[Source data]
%%

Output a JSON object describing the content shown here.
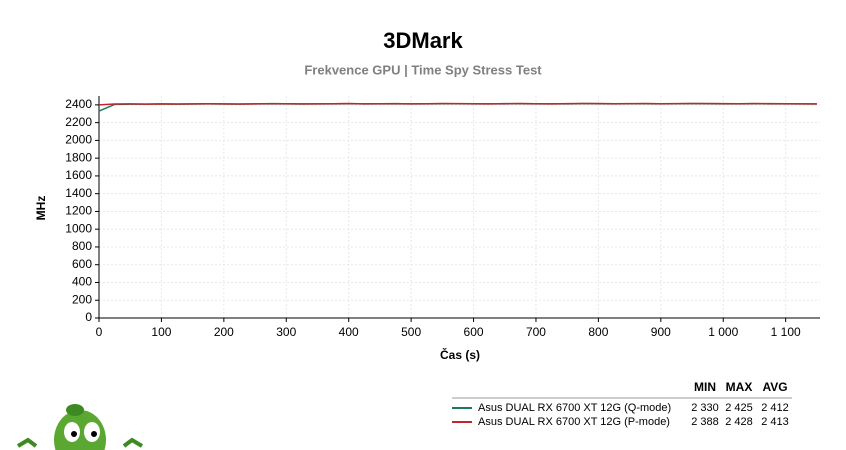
{
  "chart_data": {
    "type": "line",
    "title": "3DMark",
    "subtitle": "Frekvence GPU | Time Spy Stress Test",
    "y_label": "MHz",
    "x_label": "Čas (s)",
    "x": [
      0,
      25,
      50,
      75,
      100,
      125,
      150,
      175,
      200,
      225,
      250,
      275,
      300,
      325,
      350,
      375,
      400,
      425,
      450,
      475,
      500,
      525,
      550,
      575,
      600,
      625,
      650,
      675,
      700,
      725,
      750,
      775,
      800,
      825,
      850,
      875,
      900,
      925,
      950,
      975,
      1000,
      1025,
      1050,
      1075,
      1100,
      1125,
      1150
    ],
    "series": [
      {
        "name": "Asus DUAL RX 6700 XT 12G (Q-mode)",
        "color": "#1b7a5c",
        "stats": [
          {
            "value": 2330,
            "label": "2 330"
          },
          {
            "value": 2425,
            "label": "2 425"
          },
          {
            "value": 2412,
            "label": "2 412"
          }
        ],
        "values": [
          2330,
          2405,
          2408,
          2409,
          2410,
          2409,
          2410,
          2411,
          2410,
          2409,
          2411,
          2412,
          2411,
          2410,
          2411,
          2412,
          2413,
          2411,
          2412,
          2412,
          2411,
          2412,
          2413,
          2413,
          2412,
          2411,
          2412,
          2413,
          2412,
          2411,
          2412,
          2414,
          2413,
          2412,
          2413,
          2413,
          2412,
          2413,
          2414,
          2413,
          2412,
          2412,
          2413,
          2412,
          2412,
          2411,
          2410
        ]
      },
      {
        "name": "Asus DUAL RX 6700 XT 12G (P-mode)",
        "color": "#c0262b",
        "stats": [
          {
            "value": 2388,
            "label": "2 388"
          },
          {
            "value": 2428,
            "label": "2 428"
          },
          {
            "value": 2413,
            "label": "2 413"
          }
        ],
        "values": [
          2400,
          2410,
          2411,
          2409,
          2412,
          2410,
          2411,
          2413,
          2412,
          2410,
          2412,
          2414,
          2413,
          2411,
          2412,
          2413,
          2415,
          2412,
          2413,
          2414,
          2412,
          2413,
          2415,
          2414,
          2413,
          2412,
          2414,
          2415,
          2413,
          2412,
          2414,
          2416,
          2415,
          2413,
          2414,
          2415,
          2413,
          2414,
          2416,
          2415,
          2414,
          2413,
          2415,
          2414,
          2413,
          2412,
          2411
        ]
      }
    ],
    "stats_headers": [
      "MIN",
      "MAX",
      "AVG"
    ],
    "xlim": [
      0,
      1155
    ],
    "xticks": [
      0,
      100,
      200,
      300,
      400,
      500,
      600,
      700,
      800,
      900,
      {
        "value": 1000,
        "label": "1 000"
      },
      {
        "value": 1100,
        "label": "1 100"
      }
    ],
    "ylim": [
      0,
      2500
    ],
    "yticks": [
      0,
      200,
      400,
      600,
      800,
      1000,
      1200,
      1400,
      1600,
      1800,
      2000,
      2200,
      2400
    ],
    "grid": true
  }
}
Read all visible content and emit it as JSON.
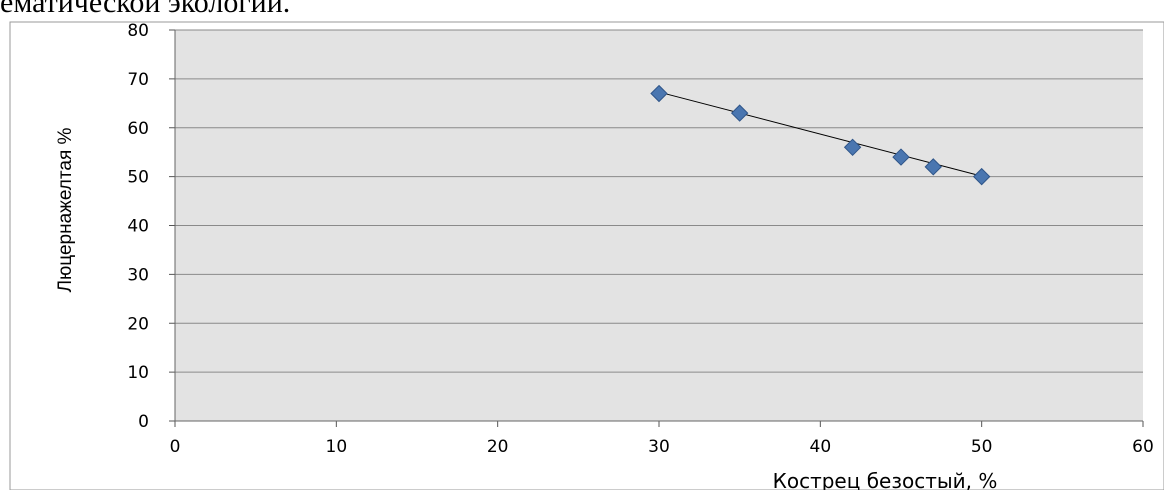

%%

_Written exercise_:
Locate all lines in the listing above with the word "mode". Copy them.

_Solved problem_:
        "name": "Asus DUAL RX 6700 XT 12G (Q-mode)",
        "name": "Asus DUAL RX 6700 XT 12G (P-mode)",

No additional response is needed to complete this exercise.